Personal information
- Born: Vinogradova 2 June 1932 Moscow, Russian SFSR, Soviet Union
- Died: 17 December 2017 (aged 85)
- Height: 162 cm (5 ft 4 in)
- Weight: 53 kg (117 lb)

Sport
- Sport: Athletics
- Event(s): 100 m, 200 m, long jump
- Club: Burevestnik Leningrad
- Coached by: D. P. Ionov

Achievements and titles
- Personal best(s): 100 m – 11.4 (1959) 200 m – 23.4 (1963) LJ – 6.31 m (1955)

Medal record
Representing Soviet Union
Universiade
| Silver medal – second place | 1957 Paris | 100 m |
| Silver medal – second place | 1961 Sofia | 100 m |

= Galina Popova =

Soviet-Russian sprinter

Galina Mikhailovna Popova (Russian: Галина Михайловна Попова; née Vinogradova 2 June 1932 - 17 December 2017) was a Russian track athlete. She competed in the 100 metres at the 1956 and 1964 Summer Olympics, but failed to reach the finals. In 1954 she equaled the European record over 100 m (11.5) four times, and in 1956 she set two world records in the long jump.

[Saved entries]
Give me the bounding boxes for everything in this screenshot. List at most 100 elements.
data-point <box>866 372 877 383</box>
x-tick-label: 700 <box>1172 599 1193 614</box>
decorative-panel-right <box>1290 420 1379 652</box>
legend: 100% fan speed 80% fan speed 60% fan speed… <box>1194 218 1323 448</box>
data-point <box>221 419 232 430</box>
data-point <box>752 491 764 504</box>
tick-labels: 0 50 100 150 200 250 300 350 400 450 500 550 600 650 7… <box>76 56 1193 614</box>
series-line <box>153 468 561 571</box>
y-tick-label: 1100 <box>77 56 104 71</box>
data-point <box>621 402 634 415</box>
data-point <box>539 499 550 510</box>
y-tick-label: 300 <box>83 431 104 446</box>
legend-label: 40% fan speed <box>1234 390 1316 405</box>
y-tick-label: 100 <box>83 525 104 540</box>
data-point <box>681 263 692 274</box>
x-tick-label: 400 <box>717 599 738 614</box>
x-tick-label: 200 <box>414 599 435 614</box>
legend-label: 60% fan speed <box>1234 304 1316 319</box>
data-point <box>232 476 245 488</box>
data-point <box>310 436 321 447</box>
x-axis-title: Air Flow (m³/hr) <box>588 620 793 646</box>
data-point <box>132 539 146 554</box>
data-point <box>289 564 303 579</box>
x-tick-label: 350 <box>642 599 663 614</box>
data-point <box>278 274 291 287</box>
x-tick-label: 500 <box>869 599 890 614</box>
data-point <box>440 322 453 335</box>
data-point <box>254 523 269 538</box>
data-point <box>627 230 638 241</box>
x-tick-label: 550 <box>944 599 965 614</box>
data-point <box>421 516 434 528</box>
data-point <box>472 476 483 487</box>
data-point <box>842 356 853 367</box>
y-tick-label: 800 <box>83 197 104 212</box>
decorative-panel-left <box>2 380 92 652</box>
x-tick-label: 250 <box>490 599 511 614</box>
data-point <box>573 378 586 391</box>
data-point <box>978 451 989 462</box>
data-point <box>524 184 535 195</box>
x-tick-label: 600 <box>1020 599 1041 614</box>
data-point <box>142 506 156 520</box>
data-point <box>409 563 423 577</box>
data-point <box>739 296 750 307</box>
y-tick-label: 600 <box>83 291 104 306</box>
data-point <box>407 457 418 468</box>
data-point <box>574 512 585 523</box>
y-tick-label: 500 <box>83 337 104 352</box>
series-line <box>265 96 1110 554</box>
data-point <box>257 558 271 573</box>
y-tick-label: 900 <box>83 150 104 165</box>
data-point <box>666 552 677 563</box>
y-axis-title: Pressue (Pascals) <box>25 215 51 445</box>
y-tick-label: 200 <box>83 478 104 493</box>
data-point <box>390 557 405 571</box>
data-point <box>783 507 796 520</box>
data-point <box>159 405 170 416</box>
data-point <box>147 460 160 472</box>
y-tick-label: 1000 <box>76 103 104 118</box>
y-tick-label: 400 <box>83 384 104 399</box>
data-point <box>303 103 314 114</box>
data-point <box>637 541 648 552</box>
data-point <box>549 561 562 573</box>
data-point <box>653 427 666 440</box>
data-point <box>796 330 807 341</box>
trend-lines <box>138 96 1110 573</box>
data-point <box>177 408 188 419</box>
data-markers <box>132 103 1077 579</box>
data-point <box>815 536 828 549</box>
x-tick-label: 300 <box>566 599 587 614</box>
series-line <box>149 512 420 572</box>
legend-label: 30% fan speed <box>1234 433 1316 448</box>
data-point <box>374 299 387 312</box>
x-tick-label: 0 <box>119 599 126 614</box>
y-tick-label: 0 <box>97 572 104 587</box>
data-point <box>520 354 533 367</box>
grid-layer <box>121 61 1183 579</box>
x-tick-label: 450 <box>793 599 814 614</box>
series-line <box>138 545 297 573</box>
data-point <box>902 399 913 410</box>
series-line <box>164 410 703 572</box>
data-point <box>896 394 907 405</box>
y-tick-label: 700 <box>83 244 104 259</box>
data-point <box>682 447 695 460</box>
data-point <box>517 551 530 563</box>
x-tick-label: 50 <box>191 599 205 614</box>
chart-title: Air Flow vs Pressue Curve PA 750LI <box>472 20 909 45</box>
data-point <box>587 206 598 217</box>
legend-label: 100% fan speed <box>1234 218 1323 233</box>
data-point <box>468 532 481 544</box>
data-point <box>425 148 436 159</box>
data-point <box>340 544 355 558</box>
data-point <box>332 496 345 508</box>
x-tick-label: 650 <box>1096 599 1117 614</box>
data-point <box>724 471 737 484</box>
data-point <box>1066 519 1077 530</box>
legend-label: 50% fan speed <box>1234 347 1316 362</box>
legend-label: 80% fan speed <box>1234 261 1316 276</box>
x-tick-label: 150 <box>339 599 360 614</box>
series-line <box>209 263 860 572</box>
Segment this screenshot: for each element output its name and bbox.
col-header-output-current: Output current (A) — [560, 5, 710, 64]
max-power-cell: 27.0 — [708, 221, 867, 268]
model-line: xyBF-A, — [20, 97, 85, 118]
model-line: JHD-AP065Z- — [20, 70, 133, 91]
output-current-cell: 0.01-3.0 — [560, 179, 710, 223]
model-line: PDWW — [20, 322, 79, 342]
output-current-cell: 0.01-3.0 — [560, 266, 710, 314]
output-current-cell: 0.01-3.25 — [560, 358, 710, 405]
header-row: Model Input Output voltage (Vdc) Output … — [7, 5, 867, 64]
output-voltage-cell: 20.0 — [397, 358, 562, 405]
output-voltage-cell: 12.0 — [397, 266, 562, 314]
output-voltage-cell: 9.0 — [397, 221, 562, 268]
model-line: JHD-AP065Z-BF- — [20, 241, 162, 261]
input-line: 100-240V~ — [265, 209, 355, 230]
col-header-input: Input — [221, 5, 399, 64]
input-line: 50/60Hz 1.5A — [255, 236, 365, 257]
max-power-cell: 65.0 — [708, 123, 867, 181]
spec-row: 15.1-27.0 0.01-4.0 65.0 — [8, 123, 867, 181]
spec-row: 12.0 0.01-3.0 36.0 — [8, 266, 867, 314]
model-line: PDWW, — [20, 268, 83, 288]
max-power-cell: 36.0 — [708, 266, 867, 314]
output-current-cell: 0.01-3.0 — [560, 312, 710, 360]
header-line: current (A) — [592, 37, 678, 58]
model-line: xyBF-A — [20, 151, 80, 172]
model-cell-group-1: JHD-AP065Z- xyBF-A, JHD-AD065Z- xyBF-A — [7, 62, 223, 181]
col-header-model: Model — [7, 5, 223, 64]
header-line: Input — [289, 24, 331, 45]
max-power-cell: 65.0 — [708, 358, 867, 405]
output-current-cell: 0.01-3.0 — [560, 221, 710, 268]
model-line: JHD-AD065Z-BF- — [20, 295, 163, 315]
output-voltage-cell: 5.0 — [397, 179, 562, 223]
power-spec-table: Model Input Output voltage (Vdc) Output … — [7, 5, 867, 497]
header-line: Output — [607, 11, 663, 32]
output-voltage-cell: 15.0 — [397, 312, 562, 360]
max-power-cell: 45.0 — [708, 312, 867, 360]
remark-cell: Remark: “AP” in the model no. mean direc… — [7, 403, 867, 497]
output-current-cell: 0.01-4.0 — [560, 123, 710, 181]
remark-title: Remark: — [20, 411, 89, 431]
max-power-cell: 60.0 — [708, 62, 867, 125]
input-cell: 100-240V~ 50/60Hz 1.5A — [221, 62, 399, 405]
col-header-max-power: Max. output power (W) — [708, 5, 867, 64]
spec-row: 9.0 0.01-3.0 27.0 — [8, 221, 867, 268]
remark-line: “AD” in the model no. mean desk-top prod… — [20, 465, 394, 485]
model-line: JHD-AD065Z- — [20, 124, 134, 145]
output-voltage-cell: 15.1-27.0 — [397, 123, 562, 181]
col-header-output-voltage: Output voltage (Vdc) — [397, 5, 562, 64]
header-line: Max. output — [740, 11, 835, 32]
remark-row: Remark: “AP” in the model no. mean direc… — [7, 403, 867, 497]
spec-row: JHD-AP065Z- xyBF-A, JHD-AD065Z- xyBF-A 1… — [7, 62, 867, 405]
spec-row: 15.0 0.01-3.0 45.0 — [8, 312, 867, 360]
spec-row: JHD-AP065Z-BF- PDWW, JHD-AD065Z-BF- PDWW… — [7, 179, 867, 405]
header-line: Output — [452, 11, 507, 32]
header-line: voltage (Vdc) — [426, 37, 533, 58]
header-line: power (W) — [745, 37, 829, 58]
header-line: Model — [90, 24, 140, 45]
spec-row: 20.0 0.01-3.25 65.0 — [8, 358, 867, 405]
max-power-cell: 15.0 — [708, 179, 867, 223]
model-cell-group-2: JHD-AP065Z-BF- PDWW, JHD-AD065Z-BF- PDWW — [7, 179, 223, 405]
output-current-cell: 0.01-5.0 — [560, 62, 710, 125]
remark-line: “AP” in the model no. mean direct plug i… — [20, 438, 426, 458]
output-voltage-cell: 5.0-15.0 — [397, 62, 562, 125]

■ Exercise brief ■
Quote the entire Galina Popova text from above, word for word.

■ Expected answer ■
Personal information
- Born: Vinogradova 2 June 1932 Moscow, Russian SFSR, Soviet Union
- Died: 17 December 2017 (aged 85)
- Height: 162 cm (5 ft 4 in)
- Weight: 53 kg (117 lb)

Sport
- Sport: Athletics
- Event(s): 100 m, 200 m, long jump
- Club: Burevestnik Leningrad
- Coached by: D. P. Ionov

Achievements and titles
- Personal best(s): 100 m – 11.4 (1959) 200 m – 23.4 (1963) LJ – 6.31 m (1955)

Medal record
Representing Soviet Union
Universiade
| Silver medal – second place | 1957 Paris | 100 m |
| Silver medal – second place | 1961 Sofia | 100 m |

= Galina Popova =

Soviet-Russian sprinter

Galina Mikhailovna Popova (Russian: Галина Михайловна Попова; née Vinogradova 2 June 1932 - 17 December 2017) was a Russian track athlete. She competed in the 100 metres at the 1956 and 1964 Summer Olympics, but failed to reach the finals. In 1954 she equaled the European record over 100 m (11.5) four times, and in 1956 she set two world records in the long jump.